■ OBJECTIVE
In the listing that follows, count each line containing the string "Illinois" and report only the count.

— BEGIN PROVIDED ENTRIES —

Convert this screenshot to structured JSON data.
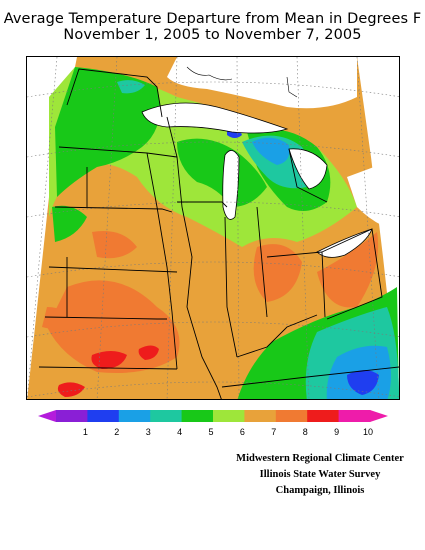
{
  "title": {
    "line1": "Average Temperature Departure from Mean in Degrees F",
    "line2": "November 1, 2005 to November 7, 2005"
  },
  "legend": {
    "ticks": [
      "1",
      "2",
      "3",
      "4",
      "5",
      "6",
      "7",
      "8",
      "9",
      "10"
    ],
    "colors": [
      "#8a1fd6",
      "#1f3ef0",
      "#1aa0e6",
      "#1ec8a0",
      "#18c818",
      "#9ee63a",
      "#e8a23a",
      "#f07a32",
      "#ee1c1c",
      "#ee1caa"
    ],
    "low_arrow_color": "#b41cdc",
    "high_arrow_color": "#ee1caa"
  },
  "map": {
    "background_color": "#e8a23a",
    "lake_color": "#ffffff",
    "grid": "dotted lat-lon graticule",
    "boundaries": "state lines and county-free outline"
  },
  "credits": {
    "line1": "Midwestern Regional Climate Center",
    "line2": "Illinois State Water Survey",
    "line3": "Champaign, Illinois"
  }
}
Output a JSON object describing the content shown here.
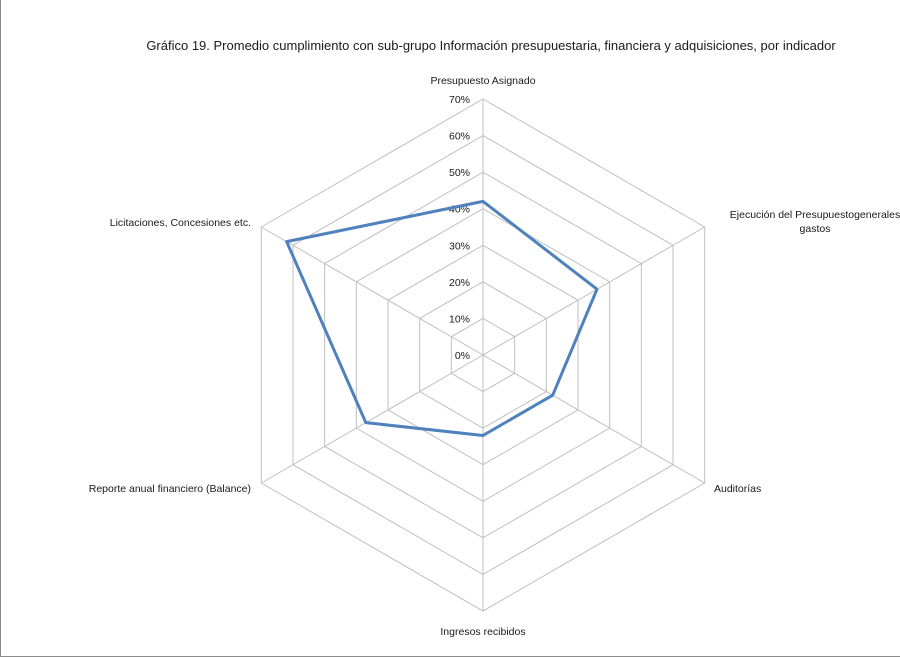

— END PROVIDED ENTRIES —

■ ANSWER TO THIS TASK
2